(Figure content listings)
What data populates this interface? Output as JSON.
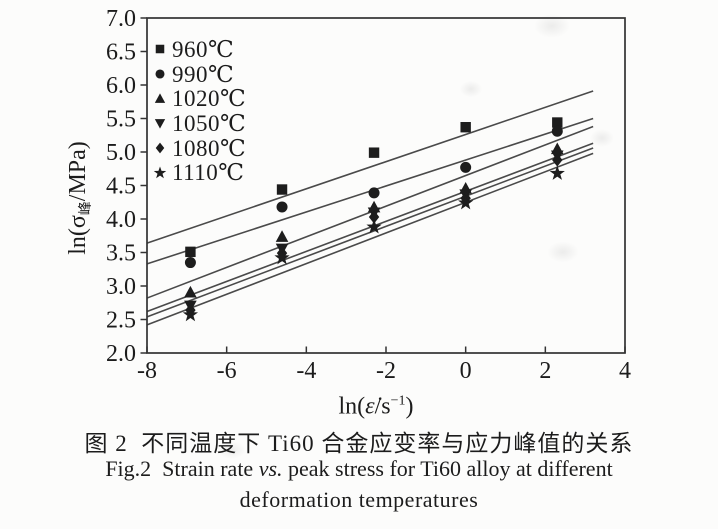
{
  "colors": {
    "background": "#fcfcfb",
    "axis": "#333333",
    "line": "#4a4a4a",
    "marker": "#1d1d1d",
    "text": "#1c1c1c"
  },
  "axes": {
    "x_label_pre": "ln(",
    "x_label_var": "ε̇",
    "x_label_mid": "/s",
    "x_label_sup": "−1",
    "x_label_post": ")",
    "y_label_pre": "ln(σ",
    "y_label_sub": "峰",
    "y_label_post": "/MPa)"
  },
  "caption": {
    "zh": "图 2  不同温度下 Ti60 合金应变率与应力峰值的关系",
    "en_fig": "Fig.2  ",
    "en_pre": "Strain rate ",
    "en_vs": "vs.",
    "en_post": " peak stress for Ti60 alloy at different",
    "en_line2": "deformation temperatures"
  },
  "chart_data": {
    "type": "scatter",
    "title": "",
    "xlabel": "ln(ε̇/s⁻¹)",
    "ylabel": "ln(σ峰/MPa)",
    "xlim": [
      -8,
      4
    ],
    "ylim": [
      2.0,
      7.0
    ],
    "x_ticks": [
      -8,
      -6,
      -4,
      -2,
      0,
      2,
      4
    ],
    "y_ticks": [
      2.0,
      2.5,
      3.0,
      3.5,
      4.0,
      4.5,
      5.0,
      5.5,
      6.0,
      6.5,
      7.0
    ],
    "grid": false,
    "legend_position": "top-left-inside",
    "x": [
      -6.91,
      -4.61,
      -2.3,
      0,
      2.3
    ],
    "series": [
      {
        "label": "960℃",
        "marker": "square",
        "y": [
          3.51,
          4.44,
          4.99,
          5.37,
          5.44
        ],
        "fit": [
          -8,
          3.64,
          3.2,
          5.91
        ]
      },
      {
        "label": "990℃",
        "marker": "circle",
        "y": [
          3.35,
          4.18,
          4.39,
          4.77,
          5.31
        ],
        "fit": [
          -8,
          3.33,
          3.2,
          5.5
        ]
      },
      {
        "label": "1020℃",
        "marker": "triangle-up",
        "y": [
          2.9,
          3.73,
          4.17,
          4.45,
          5.04
        ],
        "fit": [
          -8,
          2.82,
          3.2,
          5.38
        ]
      },
      {
        "label": "1050℃",
        "marker": "triangle-down",
        "y": [
          2.71,
          3.56,
          4.1,
          4.37,
          4.95
        ],
        "fit": [
          -8,
          2.62,
          3.2,
          5.13
        ]
      },
      {
        "label": "1080℃",
        "marker": "diamond",
        "y": [
          2.64,
          3.49,
          4.03,
          4.31,
          4.88
        ],
        "fit": [
          -8,
          2.54,
          3.2,
          5.06
        ]
      },
      {
        "label": "1110℃",
        "marker": "star",
        "y": [
          2.57,
          3.42,
          3.88,
          4.24,
          4.68
        ],
        "fit": [
          -8,
          2.42,
          3.2,
          4.98
        ]
      }
    ]
  }
}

*DIRECTIONS*
Write down only the number of lines that contain the string "marker" in the listing.

*RESULT BELOW*
7